All’interno, su entrambi i lati, ci sono inserti in silicone morbido che fanno presa senza graffiare o lasciare segni.

La presa risulta stabile: il telefono può muoversi leggermente da lato a lato, ma non dà l’impressione di poter cadere da solo. La cerniera si apre abbastanza da ospitare anche telefoni con cover ingombranti, e i lati aperti permettono di usare dispositivi più larghi del controller stesso.
I tasti frontali e la croce direzionale offrono un clic netto e preciso, con una sensazione molto vicina a quella di un vecchio handheld dedicato. Sul retro troviamo due coppie di tasti dorsali, quindi quattro pulsanti in totale, con al centro la porta USB-C per la ricarica del controller.
Le dimensioni sono leggermente più compatte di quelle di un Game Boy originale, ma il profilo inferiore arrotondato evita che il bordo scavi nelle dita che sorreggono telefono e controller. Nel complesso l’esperienza resta gradevole, pur non raggiungendo la naturalezza di un gamepad casalingo a due mani.

Il limite del pannello frontale
La parte frontale del Pocket Taco può inclinarsi verso l’esterno solo di circa 45 gradi, e questo crea un limite evidente: una volta agganciato al telefono, il controller copre la parte inferiore dello schermo. Per accedere liberamente all’interfaccia del sistema, cambiare app o anche solo sbloccare il dispositivo, spesso conviene rimuovere completamente il controller.

_Dati_.
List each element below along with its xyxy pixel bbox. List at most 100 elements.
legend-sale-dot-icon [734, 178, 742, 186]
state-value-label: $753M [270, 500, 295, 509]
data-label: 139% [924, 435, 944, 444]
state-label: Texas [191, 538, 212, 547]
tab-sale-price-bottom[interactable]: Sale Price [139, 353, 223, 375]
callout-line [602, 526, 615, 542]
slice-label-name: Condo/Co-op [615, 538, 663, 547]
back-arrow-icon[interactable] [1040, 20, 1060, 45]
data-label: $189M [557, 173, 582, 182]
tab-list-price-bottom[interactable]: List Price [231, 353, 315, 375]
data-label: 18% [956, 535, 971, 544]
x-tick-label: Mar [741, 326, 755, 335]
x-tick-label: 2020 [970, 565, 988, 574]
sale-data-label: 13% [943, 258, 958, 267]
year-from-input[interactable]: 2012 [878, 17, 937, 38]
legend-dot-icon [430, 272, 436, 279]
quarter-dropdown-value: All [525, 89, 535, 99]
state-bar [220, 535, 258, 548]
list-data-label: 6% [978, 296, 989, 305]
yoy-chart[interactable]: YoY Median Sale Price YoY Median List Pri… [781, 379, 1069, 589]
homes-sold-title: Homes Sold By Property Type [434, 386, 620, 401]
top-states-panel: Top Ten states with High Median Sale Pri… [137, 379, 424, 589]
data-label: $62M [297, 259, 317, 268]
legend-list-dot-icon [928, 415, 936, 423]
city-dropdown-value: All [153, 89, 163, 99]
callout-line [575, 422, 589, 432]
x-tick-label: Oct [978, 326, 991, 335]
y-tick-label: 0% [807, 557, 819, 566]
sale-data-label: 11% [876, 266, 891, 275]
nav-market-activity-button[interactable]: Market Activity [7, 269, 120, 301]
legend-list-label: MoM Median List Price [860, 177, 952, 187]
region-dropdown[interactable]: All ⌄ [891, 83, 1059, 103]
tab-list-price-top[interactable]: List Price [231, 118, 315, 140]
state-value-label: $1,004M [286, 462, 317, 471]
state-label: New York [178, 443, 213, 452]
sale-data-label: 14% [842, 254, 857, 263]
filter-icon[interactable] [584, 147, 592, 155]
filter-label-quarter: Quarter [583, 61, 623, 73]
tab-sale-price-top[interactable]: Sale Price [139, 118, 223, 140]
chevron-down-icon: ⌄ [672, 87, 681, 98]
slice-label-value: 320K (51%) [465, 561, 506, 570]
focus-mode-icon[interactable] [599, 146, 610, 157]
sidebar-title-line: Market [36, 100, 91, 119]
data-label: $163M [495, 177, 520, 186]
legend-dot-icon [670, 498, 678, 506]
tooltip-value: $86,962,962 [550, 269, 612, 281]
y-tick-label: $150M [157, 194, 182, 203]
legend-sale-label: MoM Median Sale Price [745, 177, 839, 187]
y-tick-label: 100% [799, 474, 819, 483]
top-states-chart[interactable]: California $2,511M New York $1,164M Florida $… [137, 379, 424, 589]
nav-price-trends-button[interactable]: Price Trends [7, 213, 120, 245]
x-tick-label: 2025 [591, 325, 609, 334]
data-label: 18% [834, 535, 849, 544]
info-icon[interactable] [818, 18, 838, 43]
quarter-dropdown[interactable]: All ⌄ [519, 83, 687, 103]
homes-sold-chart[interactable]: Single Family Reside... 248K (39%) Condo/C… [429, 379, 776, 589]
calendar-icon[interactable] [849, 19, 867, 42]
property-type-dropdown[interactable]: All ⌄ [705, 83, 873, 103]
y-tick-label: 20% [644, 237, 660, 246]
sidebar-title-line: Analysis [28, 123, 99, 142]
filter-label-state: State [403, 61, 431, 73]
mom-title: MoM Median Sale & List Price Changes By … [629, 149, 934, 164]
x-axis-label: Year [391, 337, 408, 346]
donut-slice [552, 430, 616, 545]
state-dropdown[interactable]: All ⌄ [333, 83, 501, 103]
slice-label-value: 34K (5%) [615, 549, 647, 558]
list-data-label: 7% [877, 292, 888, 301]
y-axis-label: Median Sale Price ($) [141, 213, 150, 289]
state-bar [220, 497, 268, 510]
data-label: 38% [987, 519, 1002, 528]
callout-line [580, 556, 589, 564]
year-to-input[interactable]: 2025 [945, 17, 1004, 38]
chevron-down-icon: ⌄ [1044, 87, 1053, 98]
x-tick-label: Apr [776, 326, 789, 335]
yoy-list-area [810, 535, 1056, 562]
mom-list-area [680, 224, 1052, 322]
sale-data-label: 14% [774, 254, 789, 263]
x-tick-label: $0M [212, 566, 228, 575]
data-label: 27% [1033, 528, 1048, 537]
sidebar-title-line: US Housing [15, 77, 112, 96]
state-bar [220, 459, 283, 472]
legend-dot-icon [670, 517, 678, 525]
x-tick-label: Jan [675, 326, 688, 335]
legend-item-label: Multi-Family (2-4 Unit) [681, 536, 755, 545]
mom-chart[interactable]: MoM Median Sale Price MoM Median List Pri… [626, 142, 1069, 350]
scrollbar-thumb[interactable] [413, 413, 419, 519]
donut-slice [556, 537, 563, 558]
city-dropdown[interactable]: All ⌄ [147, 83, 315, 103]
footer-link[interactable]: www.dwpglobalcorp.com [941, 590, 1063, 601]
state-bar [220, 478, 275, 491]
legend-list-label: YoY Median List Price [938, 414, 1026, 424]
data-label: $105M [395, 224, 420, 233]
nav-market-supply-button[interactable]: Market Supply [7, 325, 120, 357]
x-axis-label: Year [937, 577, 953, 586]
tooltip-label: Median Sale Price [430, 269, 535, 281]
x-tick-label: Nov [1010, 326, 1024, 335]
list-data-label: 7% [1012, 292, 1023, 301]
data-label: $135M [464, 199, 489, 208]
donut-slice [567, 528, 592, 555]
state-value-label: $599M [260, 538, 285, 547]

_Consegna 1_. Sostituisci "silicone" con "gomma" nel brano sul Pocket Taco, trascrivendo tutto da "All’interno, su entrambi" fino a "del controller stesso.".
_Consegna 2_. Prosegui il brano sul Pocket Taco partendo dopo la sua ultima frase.
I dati non hanno alcun legame con il brano proposto.

_Risposta scritta 1_.
All’interno, su entrambi i lati, ci sono inserti in gomma morbido che fanno presa senza graffiare o lasciare segni.

La presa risulta stabile: il telefono può muoversi leggermente da lato a lato, ma non dà l’impressione di poter cadere da solo. La cerniera si apre abbastanza da ospitare anche telefoni con cover ingombranti, e i lati aperti permettono di usare dispositivi più larghi del controller stesso.

_Risposta scritta 2_.
Il dispositivo cerca di compensare con una buona rapidità di accensione e pairing: una volta staccato e riagganciato, torna operativo in poco tempo. Resta comunque un limite pratico da considerare, soprattutto se si passa spesso da un gioco ad altre app.
Una delle scelte più interessanti riguarda infatti la connessione: il Pocket Taco si collega allo smartphone tramite Bluetooth e integra una batteria ricaricabile da 600 mAh. In questo modo il controller non consuma la batteria del telefono, a differenza di molti accessori che si alimentano direttamente dal dispositivo.

Prezzo e disponibilità
GameSir Pocket Taco ha un prezzo di circa 45€ e l’uscita è prevista per marzo 2026.
Se volete leggere maggiori informazioni, basta andare sul sito ufficiale a questo indirizzo.
Per chi vuole riportare sul telefono un po’ di nostalgia portatile in stile Game Boy, questo è sicuramente uno degli accessori imperdibili. Forse non è il prodotto più pratico sul mercato, ma può essere l’ideale per le sessioni di retrogaming, soprattutto per i suoi tasti fisici.